— begin —
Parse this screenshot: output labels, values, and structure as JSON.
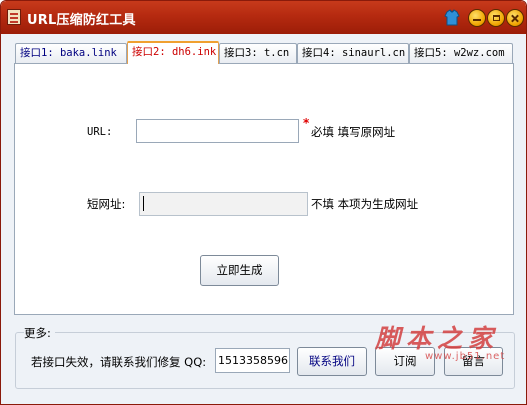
{
  "window": {
    "title": "URL压缩防红工具"
  },
  "tabs": [
    {
      "label": "接口1: baka.link"
    },
    {
      "label": "接口2: dh6.ink"
    },
    {
      "label": "接口3: t.cn"
    },
    {
      "label": "接口4: sinaurl.cn"
    },
    {
      "label": "接口5: w2wz.com"
    }
  ],
  "active_tab": 1,
  "form": {
    "url_label": "URL:",
    "url_value": "",
    "required_mark": "*",
    "url_note": "必填  填写原网址",
    "short_label": "短网址:",
    "short_value": "",
    "short_note": "不填  本项为生成网址",
    "generate_label": "立即生成"
  },
  "more": {
    "title": "更多:",
    "help_text": "若接口失效，请联系我们修复 QQ:",
    "qq": "1513358596",
    "contact_label": "联系我们",
    "subscribe_label": "订阅",
    "message_label": "留言"
  },
  "watermark": {
    "text": "脚本之家",
    "url": "www.jb51.net"
  },
  "colors": {
    "titlebar": "#b52a10",
    "active_tab_text": "#cc0000",
    "required": "#e00000"
  }
}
— end —
**Exercise:** Leave the pictures out and output the rest of the listing exactly.

**Written answer:**
Parse this screenshot: output labels, values, and structure as JSON.
{
  "window": {
    "title": "URL压缩防红工具"
  },
  "tabs": [
    {
      "label": "接口1: baka.link"
    },
    {
      "label": "接口2: dh6.ink"
    },
    {
      "label": "接口3: t.cn"
    },
    {
      "label": "接口4: sinaurl.cn"
    },
    {
      "label": "接口5: w2wz.com"
    }
  ],
  "active_tab": 1,
  "form": {
    "url_label": "URL:",
    "url_value": "",
    "required_mark": "*",
    "url_note": "必填  填写原网址",
    "short_label": "短网址:",
    "short_value": "",
    "short_note": "不填  本项为生成网址",
    "generate_label": "立即生成"
  },
  "more": {
    "title": "更多:",
    "help_text": "若接口失效，请联系我们修复 QQ:",
    "qq": "1513358596",
    "contact_label": "联系我们",
    "subscribe_label": "订阅",
    "message_label": "留言"
  },
  "watermark": {
    "text": "脚本之家",
    "url": "www.jb51.net"
  },
  "colors": {
    "titlebar": "#b52a10",
    "active_tab_text": "#cc0000",
    "required": "#e00000"
  }
}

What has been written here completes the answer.